* BEGIN *

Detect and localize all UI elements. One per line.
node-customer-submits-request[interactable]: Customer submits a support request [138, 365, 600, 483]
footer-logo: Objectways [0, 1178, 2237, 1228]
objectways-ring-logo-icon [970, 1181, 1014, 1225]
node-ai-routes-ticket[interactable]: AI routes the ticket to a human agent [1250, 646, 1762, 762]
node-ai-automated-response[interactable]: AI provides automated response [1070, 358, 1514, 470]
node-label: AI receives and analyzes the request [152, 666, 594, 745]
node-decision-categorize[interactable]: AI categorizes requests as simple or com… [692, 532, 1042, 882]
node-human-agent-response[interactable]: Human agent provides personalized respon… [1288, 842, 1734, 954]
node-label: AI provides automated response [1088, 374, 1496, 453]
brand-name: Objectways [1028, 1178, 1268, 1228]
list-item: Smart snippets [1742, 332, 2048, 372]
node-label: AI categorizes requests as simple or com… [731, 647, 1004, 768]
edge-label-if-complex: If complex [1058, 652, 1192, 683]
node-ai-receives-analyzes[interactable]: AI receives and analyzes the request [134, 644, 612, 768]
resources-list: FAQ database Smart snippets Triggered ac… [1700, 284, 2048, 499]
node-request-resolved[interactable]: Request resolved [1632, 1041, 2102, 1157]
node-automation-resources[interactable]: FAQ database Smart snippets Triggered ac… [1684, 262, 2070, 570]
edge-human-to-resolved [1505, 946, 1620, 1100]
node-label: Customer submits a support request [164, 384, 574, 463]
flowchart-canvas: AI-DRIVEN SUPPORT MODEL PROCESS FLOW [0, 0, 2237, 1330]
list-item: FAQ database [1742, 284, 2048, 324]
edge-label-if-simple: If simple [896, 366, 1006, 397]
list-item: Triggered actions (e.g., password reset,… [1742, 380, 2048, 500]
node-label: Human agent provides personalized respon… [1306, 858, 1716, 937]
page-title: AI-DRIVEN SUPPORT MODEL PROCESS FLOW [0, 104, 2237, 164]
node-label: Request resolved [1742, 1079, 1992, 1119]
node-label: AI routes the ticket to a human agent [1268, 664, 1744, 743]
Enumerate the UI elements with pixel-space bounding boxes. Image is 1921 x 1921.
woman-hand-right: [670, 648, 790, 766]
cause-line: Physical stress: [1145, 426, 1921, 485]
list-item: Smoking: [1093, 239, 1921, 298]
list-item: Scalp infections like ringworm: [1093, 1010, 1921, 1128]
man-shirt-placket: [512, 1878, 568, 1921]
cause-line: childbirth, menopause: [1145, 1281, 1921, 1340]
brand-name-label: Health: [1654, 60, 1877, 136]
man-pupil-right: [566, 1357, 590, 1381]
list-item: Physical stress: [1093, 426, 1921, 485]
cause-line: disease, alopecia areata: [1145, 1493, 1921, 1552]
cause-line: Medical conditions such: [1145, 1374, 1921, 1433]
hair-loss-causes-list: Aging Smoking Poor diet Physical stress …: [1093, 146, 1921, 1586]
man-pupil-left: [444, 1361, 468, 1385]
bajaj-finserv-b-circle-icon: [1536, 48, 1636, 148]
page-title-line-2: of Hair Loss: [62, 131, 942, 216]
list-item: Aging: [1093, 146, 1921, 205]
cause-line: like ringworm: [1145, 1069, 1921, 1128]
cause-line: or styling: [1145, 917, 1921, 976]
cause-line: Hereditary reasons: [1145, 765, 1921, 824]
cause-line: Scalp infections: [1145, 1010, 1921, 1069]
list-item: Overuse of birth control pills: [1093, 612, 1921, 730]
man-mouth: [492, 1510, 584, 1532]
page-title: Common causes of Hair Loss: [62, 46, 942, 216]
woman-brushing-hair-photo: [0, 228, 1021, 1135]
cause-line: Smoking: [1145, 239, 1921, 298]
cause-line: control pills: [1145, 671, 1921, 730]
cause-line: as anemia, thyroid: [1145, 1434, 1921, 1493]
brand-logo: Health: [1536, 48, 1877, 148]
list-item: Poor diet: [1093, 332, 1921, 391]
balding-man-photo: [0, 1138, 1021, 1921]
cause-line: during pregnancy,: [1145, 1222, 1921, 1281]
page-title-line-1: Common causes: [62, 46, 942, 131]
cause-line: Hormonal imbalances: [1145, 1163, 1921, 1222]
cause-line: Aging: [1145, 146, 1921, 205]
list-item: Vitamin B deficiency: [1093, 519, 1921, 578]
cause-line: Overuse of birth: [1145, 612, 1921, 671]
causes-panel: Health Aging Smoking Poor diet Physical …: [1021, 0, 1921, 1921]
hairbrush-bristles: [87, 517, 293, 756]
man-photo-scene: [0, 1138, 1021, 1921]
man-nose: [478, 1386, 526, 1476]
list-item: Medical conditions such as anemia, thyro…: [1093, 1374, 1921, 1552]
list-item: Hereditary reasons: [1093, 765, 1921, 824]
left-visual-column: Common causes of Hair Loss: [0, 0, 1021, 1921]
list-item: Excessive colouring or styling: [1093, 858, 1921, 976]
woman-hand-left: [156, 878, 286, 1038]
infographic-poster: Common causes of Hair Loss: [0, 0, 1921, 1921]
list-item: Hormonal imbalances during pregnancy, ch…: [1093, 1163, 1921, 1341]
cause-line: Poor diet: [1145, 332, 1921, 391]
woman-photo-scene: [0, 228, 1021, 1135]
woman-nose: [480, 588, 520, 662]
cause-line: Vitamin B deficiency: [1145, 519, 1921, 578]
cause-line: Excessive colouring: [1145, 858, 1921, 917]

* END *

Reproduce every line of the records above without changing anything.

The result -
Detect and localize all UI elements. One per line.
node-customer-submits-request[interactable]: Customer submits a support request [138, 365, 600, 483]
footer-logo: Objectways [0, 1178, 2237, 1228]
objectways-ring-logo-icon [970, 1181, 1014, 1225]
node-ai-routes-ticket[interactable]: AI routes the ticket to a human agent [1250, 646, 1762, 762]
node-ai-automated-response[interactable]: AI provides automated response [1070, 358, 1514, 470]
node-label: AI receives and analyzes the request [152, 666, 594, 745]
node-decision-categorize[interactable]: AI categorizes requests as simple or com… [692, 532, 1042, 882]
node-human-agent-response[interactable]: Human agent provides personalized respon… [1288, 842, 1734, 954]
node-label: AI provides automated response [1088, 374, 1496, 453]
brand-name: Objectways [1028, 1178, 1268, 1228]
list-item: Smart snippets [1742, 332, 2048, 372]
node-label: AI categorizes requests as simple or com… [731, 647, 1004, 768]
edge-label-if-complex: If complex [1058, 652, 1192, 683]
node-ai-receives-analyzes[interactable]: AI receives and analyzes the request [134, 644, 612, 768]
resources-list: FAQ database Smart snippets Triggered ac… [1700, 284, 2048, 499]
node-request-resolved[interactable]: Request resolved [1632, 1041, 2102, 1157]
node-automation-resources[interactable]: FAQ database Smart snippets Triggered ac… [1684, 262, 2070, 570]
edge-human-to-resolved [1505, 946, 1620, 1100]
node-label: Customer submits a support request [164, 384, 574, 463]
flowchart-canvas: AI-DRIVEN SUPPORT MODEL PROCESS FLOW [0, 0, 2237, 1330]
list-item: FAQ database [1742, 284, 2048, 324]
edge-label-if-simple: If simple [896, 366, 1006, 397]
list-item: Triggered actions (e.g., password reset,… [1742, 380, 2048, 500]
node-label: Human agent provides personalized respon… [1306, 858, 1716, 937]
page-title: AI-DRIVEN SUPPORT MODEL PROCESS FLOW [0, 104, 2237, 164]
node-label: Request resolved [1742, 1079, 1992, 1119]
node-label: AI routes the ticket to a human agent [1268, 664, 1744, 743]
Enumerate the UI elements with pixel-space bounding boxes. Image is 1921 x 1921.
woman-hand-right: [670, 648, 790, 766]
cause-line: Physical stress: [1145, 426, 1921, 485]
list-item: Smoking: [1093, 239, 1921, 298]
list-item: Scalp infections like ringworm: [1093, 1010, 1921, 1128]
man-shirt-placket: [512, 1878, 568, 1921]
cause-line: childbirth, menopause: [1145, 1281, 1921, 1340]
brand-name-label: Health: [1654, 60, 1877, 136]
man-pupil-right: [566, 1357, 590, 1381]
list-item: Physical stress: [1093, 426, 1921, 485]
cause-line: disease, alopecia areata: [1145, 1493, 1921, 1552]
cause-line: Medical conditions such: [1145, 1374, 1921, 1433]
hair-loss-causes-list: Aging Smoking Poor diet Physical stress …: [1093, 146, 1921, 1586]
man-pupil-left: [444, 1361, 468, 1385]
bajaj-finserv-b-circle-icon: [1536, 48, 1636, 148]
page-title-line-2: of Hair Loss: [62, 131, 942, 216]
list-item: Aging: [1093, 146, 1921, 205]
cause-line: like ringworm: [1145, 1069, 1921, 1128]
cause-line: or styling: [1145, 917, 1921, 976]
cause-line: Hereditary reasons: [1145, 765, 1921, 824]
cause-line: Scalp infections: [1145, 1010, 1921, 1069]
list-item: Overuse of birth control pills: [1093, 612, 1921, 730]
man-mouth: [492, 1510, 584, 1532]
page-title: Common causes of Hair Loss: [62, 46, 942, 216]
woman-brushing-hair-photo: [0, 228, 1021, 1135]
cause-line: Smoking: [1145, 239, 1921, 298]
cause-line: control pills: [1145, 671, 1921, 730]
cause-line: as anemia, thyroid: [1145, 1434, 1921, 1493]
brand-logo: Health: [1536, 48, 1877, 148]
list-item: Poor diet: [1093, 332, 1921, 391]
balding-man-photo: [0, 1138, 1021, 1921]
cause-line: during pregnancy,: [1145, 1222, 1921, 1281]
page-title-line-1: Common causes: [62, 46, 942, 131]
cause-line: Hormonal imbalances: [1145, 1163, 1921, 1222]
cause-line: Aging: [1145, 146, 1921, 205]
list-item: Vitamin B deficiency: [1093, 519, 1921, 578]
cause-line: Overuse of birth: [1145, 612, 1921, 671]
causes-panel: Health Aging Smoking Poor diet Physical …: [1021, 0, 1921, 1921]
hairbrush-bristles: [87, 517, 293, 756]
man-photo-scene: [0, 1138, 1021, 1921]
man-nose: [478, 1386, 526, 1476]
list-item: Medical conditions such as anemia, thyro…: [1093, 1374, 1921, 1552]
list-item: Hereditary reasons: [1093, 765, 1921, 824]
left-visual-column: Common causes of Hair Loss: [0, 0, 1021, 1921]
list-item: Excessive colouring or styling: [1093, 858, 1921, 976]
woman-hand-left: [156, 878, 286, 1038]
infographic-poster: Common causes of Hair Loss: [0, 0, 1921, 1921]
list-item: Hormonal imbalances during pregnancy, ch…: [1093, 1163, 1921, 1341]
cause-line: Poor diet: [1145, 332, 1921, 391]
woman-photo-scene: [0, 228, 1021, 1135]
woman-nose: [480, 588, 520, 662]
cause-line: Vitamin B deficiency: [1145, 519, 1921, 578]
cause-line: Excessive colouring: [1145, 858, 1921, 917]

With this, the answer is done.